→ **Problem to solve**
Reproduce the material below word for word, everything from its first line down to and including the line that contains "podium-photo-beam [20, 836, 472, 863]".

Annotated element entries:

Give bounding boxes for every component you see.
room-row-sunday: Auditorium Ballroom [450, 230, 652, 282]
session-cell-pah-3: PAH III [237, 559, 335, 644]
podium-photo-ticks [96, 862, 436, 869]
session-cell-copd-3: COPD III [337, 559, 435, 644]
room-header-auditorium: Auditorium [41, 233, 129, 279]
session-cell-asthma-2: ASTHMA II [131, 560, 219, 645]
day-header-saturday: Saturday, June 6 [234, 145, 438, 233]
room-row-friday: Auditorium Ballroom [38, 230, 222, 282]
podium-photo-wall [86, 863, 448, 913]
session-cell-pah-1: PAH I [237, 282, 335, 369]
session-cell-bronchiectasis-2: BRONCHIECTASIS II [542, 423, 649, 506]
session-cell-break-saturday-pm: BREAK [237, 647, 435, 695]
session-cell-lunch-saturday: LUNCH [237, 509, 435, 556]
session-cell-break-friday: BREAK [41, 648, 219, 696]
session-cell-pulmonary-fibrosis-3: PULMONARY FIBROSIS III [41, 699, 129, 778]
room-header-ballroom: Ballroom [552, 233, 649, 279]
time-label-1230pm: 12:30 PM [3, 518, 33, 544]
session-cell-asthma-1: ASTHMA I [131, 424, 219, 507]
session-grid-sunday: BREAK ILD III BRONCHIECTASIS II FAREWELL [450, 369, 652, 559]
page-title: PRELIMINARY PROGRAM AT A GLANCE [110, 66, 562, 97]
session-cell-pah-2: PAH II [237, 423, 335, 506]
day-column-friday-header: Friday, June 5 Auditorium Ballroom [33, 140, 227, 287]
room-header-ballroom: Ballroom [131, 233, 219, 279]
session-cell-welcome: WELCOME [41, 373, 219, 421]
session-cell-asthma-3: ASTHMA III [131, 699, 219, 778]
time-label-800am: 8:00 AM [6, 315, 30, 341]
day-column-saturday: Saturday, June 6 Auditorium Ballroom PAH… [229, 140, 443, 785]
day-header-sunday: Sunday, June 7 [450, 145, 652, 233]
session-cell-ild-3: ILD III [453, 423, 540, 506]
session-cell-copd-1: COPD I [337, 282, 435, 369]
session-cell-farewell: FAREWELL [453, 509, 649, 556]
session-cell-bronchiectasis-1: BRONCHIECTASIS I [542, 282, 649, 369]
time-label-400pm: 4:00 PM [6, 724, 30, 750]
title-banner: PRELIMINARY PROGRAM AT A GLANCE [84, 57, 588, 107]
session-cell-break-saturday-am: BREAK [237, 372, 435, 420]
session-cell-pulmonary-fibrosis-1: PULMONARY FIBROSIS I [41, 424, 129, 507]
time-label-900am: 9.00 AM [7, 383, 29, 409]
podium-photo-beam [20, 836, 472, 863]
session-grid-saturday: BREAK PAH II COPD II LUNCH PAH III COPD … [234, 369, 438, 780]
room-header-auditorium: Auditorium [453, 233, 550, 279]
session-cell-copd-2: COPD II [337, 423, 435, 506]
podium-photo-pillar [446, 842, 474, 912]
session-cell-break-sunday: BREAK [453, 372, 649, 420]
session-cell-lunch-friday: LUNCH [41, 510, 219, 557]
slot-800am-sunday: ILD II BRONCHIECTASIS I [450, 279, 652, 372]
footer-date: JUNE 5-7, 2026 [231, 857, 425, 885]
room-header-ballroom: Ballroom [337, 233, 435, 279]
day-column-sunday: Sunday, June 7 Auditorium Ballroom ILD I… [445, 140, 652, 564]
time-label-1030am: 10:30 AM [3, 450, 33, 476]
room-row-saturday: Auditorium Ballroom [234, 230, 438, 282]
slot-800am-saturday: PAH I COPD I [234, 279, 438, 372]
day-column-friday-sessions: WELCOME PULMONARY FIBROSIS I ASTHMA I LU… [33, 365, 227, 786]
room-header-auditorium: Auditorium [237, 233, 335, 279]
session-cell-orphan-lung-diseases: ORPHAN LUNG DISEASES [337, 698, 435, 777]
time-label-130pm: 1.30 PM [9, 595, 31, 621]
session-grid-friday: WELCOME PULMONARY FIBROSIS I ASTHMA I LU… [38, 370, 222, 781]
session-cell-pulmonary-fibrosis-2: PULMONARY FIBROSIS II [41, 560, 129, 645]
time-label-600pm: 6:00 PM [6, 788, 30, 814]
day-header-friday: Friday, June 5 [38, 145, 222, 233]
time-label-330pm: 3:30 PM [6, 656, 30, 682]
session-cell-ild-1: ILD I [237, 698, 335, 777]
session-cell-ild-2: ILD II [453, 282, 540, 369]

→ **Task output**
Give bounding boxes for every component you see.
room-row-sunday: Auditorium Ballroom [450, 230, 652, 282]
session-cell-pah-3: PAH III [237, 559, 335, 644]
podium-photo-ticks [96, 862, 436, 869]
session-cell-copd-3: COPD III [337, 559, 435, 644]
room-header-auditorium: Auditorium [41, 233, 129, 279]
session-cell-asthma-2: ASTHMA II [131, 560, 219, 645]
day-header-saturday: Saturday, June 6 [234, 145, 438, 233]
room-row-friday: Auditorium Ballroom [38, 230, 222, 282]
podium-photo-wall [86, 863, 448, 913]
session-cell-pah-1: PAH I [237, 282, 335, 369]
session-cell-bronchiectasis-2: BRONCHIECTASIS II [542, 423, 649, 506]
session-cell-break-saturday-pm: BREAK [237, 647, 435, 695]
session-cell-lunch-saturday: LUNCH [237, 509, 435, 556]
session-cell-break-friday: BREAK [41, 648, 219, 696]
session-cell-pulmonary-fibrosis-3: PULMONARY FIBROSIS III [41, 699, 129, 778]
room-header-ballroom: Ballroom [552, 233, 649, 279]
time-label-1230pm: 12:30 PM [3, 518, 33, 544]
session-cell-asthma-1: ASTHMA I [131, 424, 219, 507]
session-grid-sunday: BREAK ILD III BRONCHIECTASIS II FAREWELL [450, 369, 652, 559]
page-title: PRELIMINARY PROGRAM AT A GLANCE [110, 66, 562, 97]
session-cell-pah-2: PAH II [237, 423, 335, 506]
day-column-friday-header: Friday, June 5 Auditorium Ballroom [33, 140, 227, 287]
room-header-ballroom: Ballroom [131, 233, 219, 279]
session-cell-welcome: WELCOME [41, 373, 219, 421]
session-cell-asthma-3: ASTHMA III [131, 699, 219, 778]
time-label-800am: 8:00 AM [6, 315, 30, 341]
day-column-saturday: Saturday, June 6 Auditorium Ballroom PAH… [229, 140, 443, 785]
day-header-sunday: Sunday, June 7 [450, 145, 652, 233]
session-cell-ild-3: ILD III [453, 423, 540, 506]
session-cell-copd-1: COPD I [337, 282, 435, 369]
session-cell-farewell: FAREWELL [453, 509, 649, 556]
session-cell-bronchiectasis-1: BRONCHIECTASIS I [542, 282, 649, 369]
time-label-400pm: 4:00 PM [6, 724, 30, 750]
title-banner: PRELIMINARY PROGRAM AT A GLANCE [84, 57, 588, 107]
session-cell-break-saturday-am: BREAK [237, 372, 435, 420]
session-cell-pulmonary-fibrosis-1: PULMONARY FIBROSIS I [41, 424, 129, 507]
time-label-900am: 9.00 AM [7, 383, 29, 409]
podium-photo-beam [20, 836, 472, 863]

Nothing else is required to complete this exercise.